## What is needed
Render the following material again verbatim, leaving nothing out.

Records from a collection of figures
· · ·

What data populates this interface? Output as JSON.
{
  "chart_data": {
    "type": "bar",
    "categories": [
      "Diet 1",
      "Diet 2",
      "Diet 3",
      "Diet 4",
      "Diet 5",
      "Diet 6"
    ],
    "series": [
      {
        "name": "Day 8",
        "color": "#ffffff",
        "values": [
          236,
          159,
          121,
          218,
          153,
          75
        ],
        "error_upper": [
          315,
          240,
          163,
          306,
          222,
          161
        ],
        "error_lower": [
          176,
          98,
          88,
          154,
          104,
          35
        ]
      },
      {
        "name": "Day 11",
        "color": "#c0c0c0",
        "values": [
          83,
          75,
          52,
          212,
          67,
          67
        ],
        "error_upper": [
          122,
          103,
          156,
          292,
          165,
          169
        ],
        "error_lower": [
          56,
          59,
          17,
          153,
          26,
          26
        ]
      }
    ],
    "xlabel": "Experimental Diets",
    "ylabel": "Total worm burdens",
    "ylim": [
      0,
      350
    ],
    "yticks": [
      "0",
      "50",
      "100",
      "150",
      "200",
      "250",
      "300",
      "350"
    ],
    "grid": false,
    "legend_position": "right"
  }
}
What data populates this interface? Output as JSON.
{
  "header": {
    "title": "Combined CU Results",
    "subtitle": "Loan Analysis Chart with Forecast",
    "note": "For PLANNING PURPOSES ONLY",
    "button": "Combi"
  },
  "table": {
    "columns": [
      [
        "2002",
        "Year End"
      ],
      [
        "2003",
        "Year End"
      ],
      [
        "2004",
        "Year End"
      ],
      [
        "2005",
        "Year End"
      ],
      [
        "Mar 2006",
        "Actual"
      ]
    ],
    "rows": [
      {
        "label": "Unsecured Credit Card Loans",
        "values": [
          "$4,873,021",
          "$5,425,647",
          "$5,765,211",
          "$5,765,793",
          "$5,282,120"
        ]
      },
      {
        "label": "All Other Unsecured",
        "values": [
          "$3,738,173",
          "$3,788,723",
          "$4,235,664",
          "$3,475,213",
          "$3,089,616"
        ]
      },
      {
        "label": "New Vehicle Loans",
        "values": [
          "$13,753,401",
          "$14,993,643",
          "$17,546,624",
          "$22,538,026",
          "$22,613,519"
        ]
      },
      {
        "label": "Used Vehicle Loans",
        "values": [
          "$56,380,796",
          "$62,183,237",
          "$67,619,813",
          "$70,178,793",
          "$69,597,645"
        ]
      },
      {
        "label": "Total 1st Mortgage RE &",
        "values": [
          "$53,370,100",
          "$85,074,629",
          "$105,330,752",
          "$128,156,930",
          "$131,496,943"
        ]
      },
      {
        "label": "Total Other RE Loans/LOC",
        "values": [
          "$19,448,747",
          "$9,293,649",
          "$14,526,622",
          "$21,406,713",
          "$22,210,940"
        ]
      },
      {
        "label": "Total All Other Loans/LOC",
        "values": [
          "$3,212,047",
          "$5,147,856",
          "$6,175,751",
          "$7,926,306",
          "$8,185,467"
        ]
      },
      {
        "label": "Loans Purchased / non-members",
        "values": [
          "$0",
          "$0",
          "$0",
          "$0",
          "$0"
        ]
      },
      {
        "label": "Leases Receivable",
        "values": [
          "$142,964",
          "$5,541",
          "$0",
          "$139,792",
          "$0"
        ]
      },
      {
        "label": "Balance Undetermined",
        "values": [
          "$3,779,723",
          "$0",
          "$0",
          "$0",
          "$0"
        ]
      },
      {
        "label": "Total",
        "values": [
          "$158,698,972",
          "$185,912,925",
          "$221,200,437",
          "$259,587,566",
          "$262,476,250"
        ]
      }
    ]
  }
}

· · ·

## Exercise answer
What data populates this interface? Output as JSON.
{
  "chart_data": {
    "type": "bar",
    "categories": [
      "Diet 1",
      "Diet 2",
      "Diet 3",
      "Diet 4",
      "Diet 5",
      "Diet 6"
    ],
    "series": [
      {
        "name": "Day 8",
        "color": "#ffffff",
        "values": [
          236,
          159,
          121,
          218,
          153,
          75
        ],
        "error_upper": [
          315,
          240,
          163,
          306,
          222,
          161
        ],
        "error_lower": [
          176,
          98,
          88,
          154,
          104,
          35
        ]
      },
      {
        "name": "Day 11",
        "color": "#c0c0c0",
        "values": [
          83,
          75,
          52,
          212,
          67,
          67
        ],
        "error_upper": [
          122,
          103,
          156,
          292,
          165,
          169
        ],
        "error_lower": [
          56,
          59,
          17,
          153,
          26,
          26
        ]
      }
    ],
    "xlabel": "Experimental Diets",
    "ylabel": "Total worm burdens",
    "ylim": [
      0,
      350
    ],
    "yticks": [
      "0",
      "50",
      "100",
      "150",
      "200",
      "250",
      "300",
      "350"
    ],
    "grid": false,
    "legend_position": "right"
  }
}
What data populates this interface? Output as JSON.
{
  "header": {
    "title": "Combined CU Results",
    "subtitle": "Loan Analysis Chart with Forecast",
    "note": "For PLANNING PURPOSES ONLY",
    "button": "Combi"
  },
  "table": {
    "columns": [
      [
        "2002",
        "Year End"
      ],
      [
        "2003",
        "Year End"
      ],
      [
        "2004",
        "Year End"
      ],
      [
        "2005",
        "Year End"
      ],
      [
        "Mar 2006",
        "Actual"
      ]
    ],
    "rows": [
      {
        "label": "Unsecured Credit Card Loans",
        "values": [
          "$4,873,021",
          "$5,425,647",
          "$5,765,211",
          "$5,765,793",
          "$5,282,120"
        ]
      },
      {
        "label": "All Other Unsecured",
        "values": [
          "$3,738,173",
          "$3,788,723",
          "$4,235,664",
          "$3,475,213",
          "$3,089,616"
        ]
      },
      {
        "label": "New Vehicle Loans",
        "values": [
          "$13,753,401",
          "$14,993,643",
          "$17,546,624",
          "$22,538,026",
          "$22,613,519"
        ]
      },
      {
        "label": "Used Vehicle Loans",
        "values": [
          "$56,380,796",
          "$62,183,237",
          "$67,619,813",
          "$70,178,793",
          "$69,597,645"
        ]
      },
      {
        "label": "Total 1st Mortgage RE &",
        "values": [
          "$53,370,100",
          "$85,074,629",
          "$105,330,752",
          "$128,156,930",
          "$131,496,943"
        ]
      },
      {
        "label": "Total Other RE Loans/LOC",
        "values": [
          "$19,448,747",
          "$9,293,649",
          "$14,526,622",
          "$21,406,713",
          "$22,210,940"
        ]
      },
      {
        "label": "Total All Other Loans/LOC",
        "values": [
          "$3,212,047",
          "$5,147,856",
          "$6,175,751",
          "$7,926,306",
          "$8,185,467"
        ]
      },
      {
        "label": "Loans Purchased / non-members",
        "values": [
          "$0",
          "$0",
          "$0",
          "$0",
          "$0"
        ]
      },
      {
        "label": "Leases Receivable",
        "values": [
          "$142,964",
          "$5,541",
          "$0",
          "$139,792",
          "$0"
        ]
      },
      {
        "label": "Balance Undetermined",
        "values": [
          "$3,779,723",
          "$0",
          "$0",
          "$0",
          "$0"
        ]
      },
      {
        "label": "Total",
        "values": [
          "$158,698,972",
          "$185,912,925",
          "$221,200,437",
          "$259,587,566",
          "$262,476,250"
        ]
      }
    ]
  }
}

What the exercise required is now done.